§ TEXT
— BEGIN —
XXV is a compilation album by English singer Robbie Williams, released through Columbia Records on 9 September 2022. The album marks the 25th anniversary of Williams's solo career, and contains re-recorded and orchestrated versions of songs from his career, which were reworked by Jules Buckley, Guy Chambers and Steve Sidwell with the Metropole Orkest. The XXV version of "Angels" was released as the lead single, followed by the double single "Eternity/The Road to Mandalay" and the new song "Lost" as the third single. The deluxe edition of the album adds 10 tracks, including four more original songs—"Disco Symphony", "More Than This", "Home Thoughts from Abroad" and "The World and Her Mother". The album debuted at number one on the UK Albums Chart, with Williams breaking the record for most number-one albums among solo acts.
— END —
§ LISTING
— BEGIN —
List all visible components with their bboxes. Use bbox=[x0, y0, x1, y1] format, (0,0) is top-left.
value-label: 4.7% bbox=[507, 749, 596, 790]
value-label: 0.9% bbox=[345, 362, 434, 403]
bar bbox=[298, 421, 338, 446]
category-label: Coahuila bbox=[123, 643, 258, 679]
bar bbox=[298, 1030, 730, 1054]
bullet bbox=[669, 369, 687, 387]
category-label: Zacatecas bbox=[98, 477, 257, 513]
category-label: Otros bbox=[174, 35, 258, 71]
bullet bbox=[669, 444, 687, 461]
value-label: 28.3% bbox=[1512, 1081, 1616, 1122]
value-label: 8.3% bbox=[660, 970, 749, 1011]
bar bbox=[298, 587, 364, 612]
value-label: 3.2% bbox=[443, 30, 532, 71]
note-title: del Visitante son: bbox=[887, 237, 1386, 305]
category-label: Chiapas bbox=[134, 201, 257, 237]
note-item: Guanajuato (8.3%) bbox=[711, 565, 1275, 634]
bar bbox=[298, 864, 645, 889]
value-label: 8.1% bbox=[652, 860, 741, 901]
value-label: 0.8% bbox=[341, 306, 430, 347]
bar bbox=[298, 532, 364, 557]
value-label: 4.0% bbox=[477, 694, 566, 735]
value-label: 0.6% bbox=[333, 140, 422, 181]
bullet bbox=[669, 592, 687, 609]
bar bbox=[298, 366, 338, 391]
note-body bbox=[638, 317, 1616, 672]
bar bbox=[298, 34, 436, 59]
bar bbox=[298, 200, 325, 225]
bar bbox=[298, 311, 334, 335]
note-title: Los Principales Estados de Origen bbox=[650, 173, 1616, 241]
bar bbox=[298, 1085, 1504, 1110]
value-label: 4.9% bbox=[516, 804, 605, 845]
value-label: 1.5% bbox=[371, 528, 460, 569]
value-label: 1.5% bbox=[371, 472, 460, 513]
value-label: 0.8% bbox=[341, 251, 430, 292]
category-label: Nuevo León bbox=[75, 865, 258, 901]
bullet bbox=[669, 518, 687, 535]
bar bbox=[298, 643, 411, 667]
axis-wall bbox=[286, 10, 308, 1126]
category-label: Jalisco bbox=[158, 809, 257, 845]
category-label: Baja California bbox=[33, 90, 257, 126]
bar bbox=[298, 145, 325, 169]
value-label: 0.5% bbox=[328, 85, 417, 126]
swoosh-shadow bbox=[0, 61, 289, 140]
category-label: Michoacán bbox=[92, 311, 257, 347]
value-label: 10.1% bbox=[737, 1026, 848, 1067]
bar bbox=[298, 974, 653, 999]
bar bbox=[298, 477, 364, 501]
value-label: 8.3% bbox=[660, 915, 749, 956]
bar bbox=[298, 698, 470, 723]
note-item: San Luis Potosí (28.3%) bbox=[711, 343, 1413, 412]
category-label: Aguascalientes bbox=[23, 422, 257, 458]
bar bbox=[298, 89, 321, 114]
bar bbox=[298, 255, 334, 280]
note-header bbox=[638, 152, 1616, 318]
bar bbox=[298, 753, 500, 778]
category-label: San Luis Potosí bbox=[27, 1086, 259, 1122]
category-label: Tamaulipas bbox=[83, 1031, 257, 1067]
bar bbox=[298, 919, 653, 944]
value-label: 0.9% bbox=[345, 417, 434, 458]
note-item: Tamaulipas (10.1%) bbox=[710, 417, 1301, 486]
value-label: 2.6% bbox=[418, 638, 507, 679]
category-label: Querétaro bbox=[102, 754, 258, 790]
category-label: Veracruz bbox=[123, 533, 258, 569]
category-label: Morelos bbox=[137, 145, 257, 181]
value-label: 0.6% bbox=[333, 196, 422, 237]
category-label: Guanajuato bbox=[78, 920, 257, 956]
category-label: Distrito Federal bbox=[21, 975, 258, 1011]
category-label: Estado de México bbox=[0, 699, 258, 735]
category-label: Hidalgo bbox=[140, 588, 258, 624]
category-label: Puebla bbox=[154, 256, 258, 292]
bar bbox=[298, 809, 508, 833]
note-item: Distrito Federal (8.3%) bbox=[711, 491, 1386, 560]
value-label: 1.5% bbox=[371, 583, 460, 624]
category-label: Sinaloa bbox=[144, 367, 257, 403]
— END —
§ SET TASKS
a. In the text about the XXV album, which orchestra performed the reworked versions of the songs?
b. List every original song that the text about the XXV album names as added on the deluxe edition.
c. Write the next part of the text about the XXV album, picking up right after its final sentence.

§ RESPONSES IN ORDER
a. The Metropole Orkest.

b. "Disco Symphony", "More Than This", "Home Thoughts from Abroad", "The World and Her Mother"

c.
Background
On 7 June 2022, Williams announced that his next album XXV, would be released on 9 September 2022. It features new versions of his hit songs, plus new material. On the same day as this announcement, Williams released "Angels (XXV)", a reworked version of "Angels".

Singles
The first single taken from XXV was a reimagined version of his hit single "Angels" and was released on 7 June 2022. On 10 June 2022, "Angels (XXV)" reached number 92 on the UK Official Singles Sales Chart, rising to 74 a week later.

The second official single was "Lost (XXV)". It was released on 5 August 2022.

Commercial performance
XXV became Williams's fourteenth number-one album on the UK Albums Chart, surpassing Elvis Presley as the solo act with the most UK number-one albums. The album also topped the charts in Ireland, Scotland and Netherlands, while also reaching the top five in Australia, Austria, Belgium, Germany and Switzerland.

XXV Tour

Dates

Track listing
All tracks are subtitled "XXV".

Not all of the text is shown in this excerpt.